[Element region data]
+++++
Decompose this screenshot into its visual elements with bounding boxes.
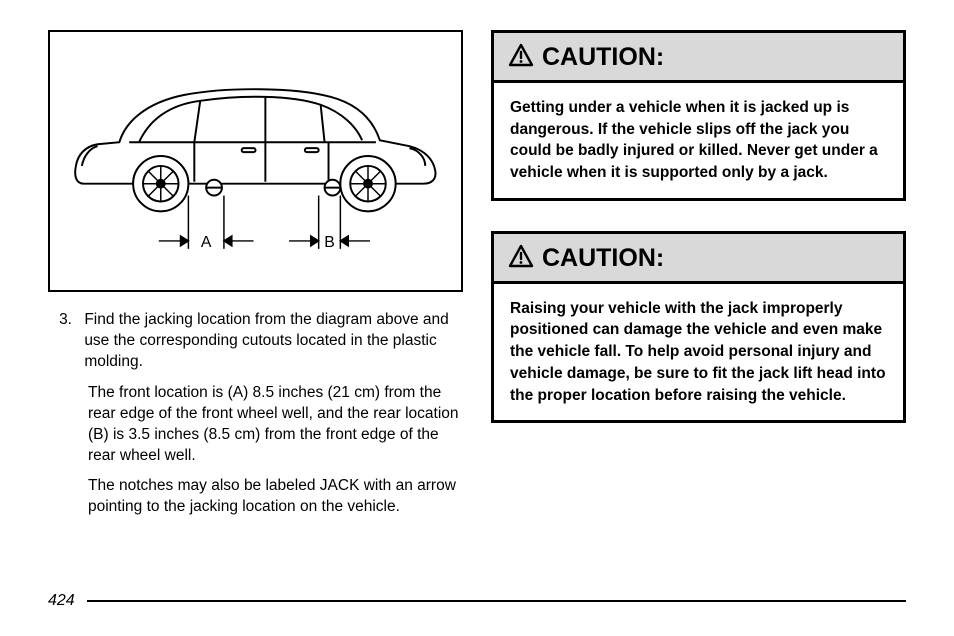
warning-icon bbox=[508, 244, 534, 273]
warning-icon bbox=[508, 43, 534, 72]
caution-1-header: CAUTION: bbox=[491, 30, 906, 83]
jacking-diagram: A B bbox=[48, 30, 463, 292]
step-text-1: Find the jacking location from the diagr… bbox=[84, 310, 461, 373]
page-number: 424 bbox=[48, 592, 75, 610]
diagram-label-b: B bbox=[324, 234, 335, 251]
instructions-block: 3. Find the jacking location from the di… bbox=[48, 310, 463, 528]
right-column: CAUTION: Getting under a vehicle when it… bbox=[491, 30, 906, 570]
left-column: A B 3. Find the jacking location from th… bbox=[48, 30, 463, 570]
caution-2-header: CAUTION: bbox=[491, 231, 906, 284]
page-footer: 424 bbox=[48, 592, 906, 610]
step-number: 3. bbox=[48, 310, 80, 331]
caution-box-1: CAUTION: Getting under a vehicle when it… bbox=[491, 30, 906, 231]
footer-rule bbox=[87, 600, 906, 602]
diagram-label-a: A bbox=[201, 234, 212, 251]
step-text-2: The front location is (A) 8.5 inches (21… bbox=[88, 383, 463, 467]
caution-1-body: Getting under a vehicle when it is jacke… bbox=[491, 83, 906, 201]
caution-2-title: CAUTION: bbox=[542, 244, 664, 273]
step-text-3: The notches may also be labeled JACK wit… bbox=[88, 476, 463, 518]
page-content: A B 3. Find the jacking location from th… bbox=[48, 30, 906, 570]
caution-1-title: CAUTION: bbox=[542, 43, 664, 72]
caution-box-2: CAUTION: Raising your vehicle with the j… bbox=[491, 231, 906, 453]
car-illustration: A B bbox=[68, 44, 443, 278]
caution-2-body: Raising your vehicle with the jack impro… bbox=[491, 284, 906, 423]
+++++
_The request:_
Please reproduce every line of the data above word for word, omitting the pictures.

_Worked solution:_
Decompose this screenshot into its visual elements with bounding boxes.
warning-icon bbox=[508, 244, 534, 273]
warning-icon bbox=[508, 43, 534, 72]
caution-1-header: CAUTION: bbox=[491, 30, 906, 83]
jacking-diagram: A B bbox=[48, 30, 463, 292]
step-text-1: Find the jacking location from the diagr… bbox=[84, 310, 461, 373]
page-number: 424 bbox=[48, 592, 75, 610]
diagram-label-b: B bbox=[324, 234, 335, 251]
instructions-block: 3. Find the jacking location from the di… bbox=[48, 310, 463, 528]
right-column: CAUTION: Getting under a vehicle when it… bbox=[491, 30, 906, 570]
left-column: A B 3. Find the jacking location from th… bbox=[48, 30, 463, 570]
caution-2-header: CAUTION: bbox=[491, 231, 906, 284]
page-footer: 424 bbox=[48, 592, 906, 610]
step-number: 3. bbox=[48, 310, 80, 331]
caution-box-1: CAUTION: Getting under a vehicle when it… bbox=[491, 30, 906, 231]
footer-rule bbox=[87, 600, 906, 602]
diagram-label-a: A bbox=[201, 234, 212, 251]
step-text-2: The front location is (A) 8.5 inches (21… bbox=[88, 383, 463, 467]
caution-1-body: Getting under a vehicle when it is jacke… bbox=[491, 83, 906, 201]
caution-2-title: CAUTION: bbox=[542, 244, 664, 273]
step-text-3: The notches may also be labeled JACK wit… bbox=[88, 476, 463, 518]
page-content: A B 3. Find the jacking location from th… bbox=[48, 30, 906, 570]
caution-1-title: CAUTION: bbox=[542, 43, 664, 72]
caution-box-2: CAUTION: Raising your vehicle with the j… bbox=[491, 231, 906, 453]
car-illustration: A B bbox=[68, 44, 443, 278]
caution-2-body: Raising your vehicle with the jack impro… bbox=[491, 284, 906, 423]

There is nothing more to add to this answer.